→ **Short exercise**:
Every entry must be repeated exactly. Exclude all pictures.
## Begin Given data
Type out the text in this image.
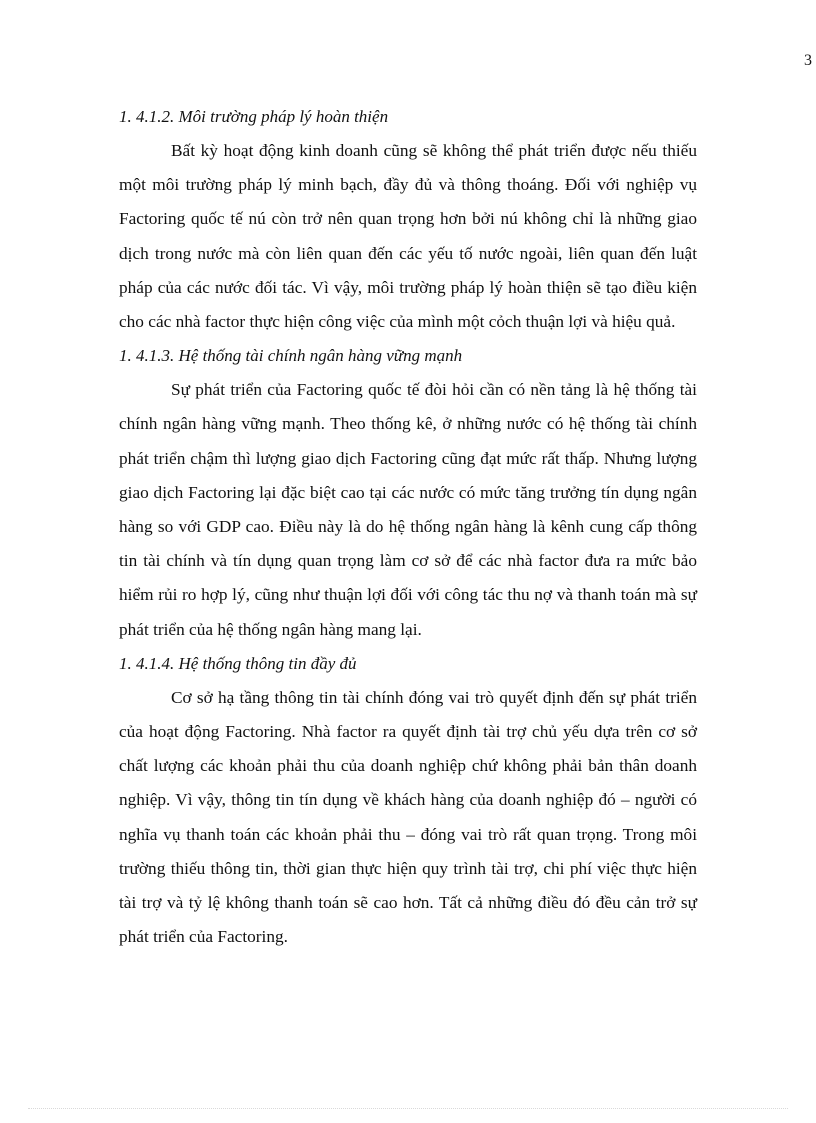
3
1. 4.1.2. Môi trường pháp lý hoàn thiện

Bất kỳ hoạt động kinh doanh cũng sẽ không thể phát triển được nếu thiếu một môi trường pháp lý minh bạch, đầy đủ và thông thoáng. Đối với nghiệp vụ Factoring quốc tế nú còn trở nên quan trọng hơn bởi nú không chỉ là những giao dịch trong nước mà còn liên quan đến các yếu tố nước ngoài, liên quan đến luật pháp của các nước đối tác. Vì vậy, môi trường pháp lý hoàn thiện sẽ tạo điều kiện cho các nhà factor thực hiện công việc của mình một cỏch thuận lợi và hiệu quả.

1. 4.1.3. Hệ thống tài chính ngân hàng vững mạnh

Sự phát triển của Factoring quốc tế đòi hỏi cần có nền tảng là hệ thống tài chính ngân hàng vững mạnh. Theo thống kê, ở những nước có hệ thống tài chính phát triển chậm thì lượng giao dịch Factoring cũng đạt mức rất thấp. Nhưng lượng giao dịch Factoring lại đặc biệt cao tại các nước có mức tăng trưởng tín dụng ngân hàng so với GDP cao. Điều này là do hệ thống ngân hàng là kênh cung cấp thông tin tài chính và tín dụng quan trọng làm cơ sở để các nhà factor đưa ra mức bảo hiểm rủi ro hợp lý, cũng như thuận lợi đối với công tác thu nợ và thanh toán mà sự phát triển của hệ thống ngân hàng mang lại.

1. 4.1.4. Hệ thống thông tin đầy đủ

Cơ sở hạ tầng thông tin tài chính đóng vai trò quyết định đến sự phát triển của hoạt động Factoring. Nhà factor ra quyết định tài trợ chủ yếu dựa trên cơ sở chất lượng các khoản phải thu của doanh nghiệp chứ không phải bản thân doanh nghiệp. Vì vậy, thông tin tín dụng về khách hàng của doanh nghiệp đó – người có nghĩa vụ thanh toán các khoản phải thu – đóng vai trò rất quan trọng. Trong môi trường thiếu thông tin, thời gian thực hiện quy trình tài trợ, chi phí việc thực hiện tài trợ và tỷ lệ không thanh toán sẽ cao hơn. Tất cả những điều đó đều cản trở sự phát triển của Factoring.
## End Given data
→ **Task answer**:
Type out the text in this image.
3
1. 4.1.2. Môi trường pháp lý hoàn thiện

Bất kỳ hoạt động kinh doanh cũng sẽ không thể phát triển được nếu thiếu một môi trường pháp lý minh bạch, đầy đủ và thông thoáng. Đối với nghiệp vụ Factoring quốc tế nú còn trở nên quan trọng hơn bởi nú không chỉ là những giao dịch trong nước mà còn liên quan đến các yếu tố nước ngoài, liên quan đến luật pháp của các nước đối tác. Vì vậy, môi trường pháp lý hoàn thiện sẽ tạo điều kiện cho các nhà factor thực hiện công việc của mình một cỏch thuận lợi và hiệu quả.

1. 4.1.3. Hệ thống tài chính ngân hàng vững mạnh

Sự phát triển của Factoring quốc tế đòi hỏi cần có nền tảng là hệ thống tài chính ngân hàng vững mạnh. Theo thống kê, ở những nước có hệ thống tài chính phát triển chậm thì lượng giao dịch Factoring cũng đạt mức rất thấp. Nhưng lượng giao dịch Factoring lại đặc biệt cao tại các nước có mức tăng trưởng tín dụng ngân hàng so với GDP cao. Điều này là do hệ thống ngân hàng là kênh cung cấp thông tin tài chính và tín dụng quan trọng làm cơ sở để các nhà factor đưa ra mức bảo hiểm rủi ro hợp lý, cũng như thuận lợi đối với công tác thu nợ và thanh toán mà sự phát triển của hệ thống ngân hàng mang lại.

1. 4.1.4. Hệ thống thông tin đầy đủ

Cơ sở hạ tầng thông tin tài chính đóng vai trò quyết định đến sự phát triển của hoạt động Factoring. Nhà factor ra quyết định tài trợ chủ yếu dựa trên cơ sở chất lượng các khoản phải thu của doanh nghiệp chứ không phải bản thân doanh nghiệp. Vì vậy, thông tin tín dụng về khách hàng của doanh nghiệp đó – người có nghĩa vụ thanh toán các khoản phải thu – đóng vai trò rất quan trọng. Trong môi trường thiếu thông tin, thời gian thực hiện quy trình tài trợ, chi phí việc thực hiện tài trợ và tỷ lệ không thanh toán sẽ cao hơn. Tất cả những điều đó đều cản trở sự phát triển của Factoring.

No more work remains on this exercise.